Set down the material below in full, matching it exactly.

[Begin EXERCISE INPUT]

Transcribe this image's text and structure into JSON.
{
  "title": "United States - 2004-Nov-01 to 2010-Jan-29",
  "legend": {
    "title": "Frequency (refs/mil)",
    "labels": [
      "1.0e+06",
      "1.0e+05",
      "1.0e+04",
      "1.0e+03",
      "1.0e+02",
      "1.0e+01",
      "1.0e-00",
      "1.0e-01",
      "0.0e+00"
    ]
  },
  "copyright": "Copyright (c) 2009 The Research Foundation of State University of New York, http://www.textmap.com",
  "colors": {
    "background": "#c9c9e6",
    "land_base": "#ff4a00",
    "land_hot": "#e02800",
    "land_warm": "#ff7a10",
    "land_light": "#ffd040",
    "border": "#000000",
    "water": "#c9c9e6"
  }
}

[End EXERCISE INPUT]

## FINISHED EXERCISE
Transcribe this image's text and structure into JSON.
{
  "title": "United States - 2004-Nov-01 to 2010-Jan-29",
  "legend": {
    "title": "Frequency (refs/mil)",
    "labels": [
      "1.0e+06",
      "1.0e+05",
      "1.0e+04",
      "1.0e+03",
      "1.0e+02",
      "1.0e+01",
      "1.0e-00",
      "1.0e-01",
      "0.0e+00"
    ]
  },
  "copyright": "Copyright (c) 2009 The Research Foundation of State University of New York, http://www.textmap.com",
  "colors": {
    "background": "#c9c9e6",
    "land_base": "#ff4a00",
    "land_hot": "#e02800",
    "land_warm": "#ff7a10",
    "land_light": "#ffd040",
    "border": "#000000",
    "water": "#c9c9e6"
  }
}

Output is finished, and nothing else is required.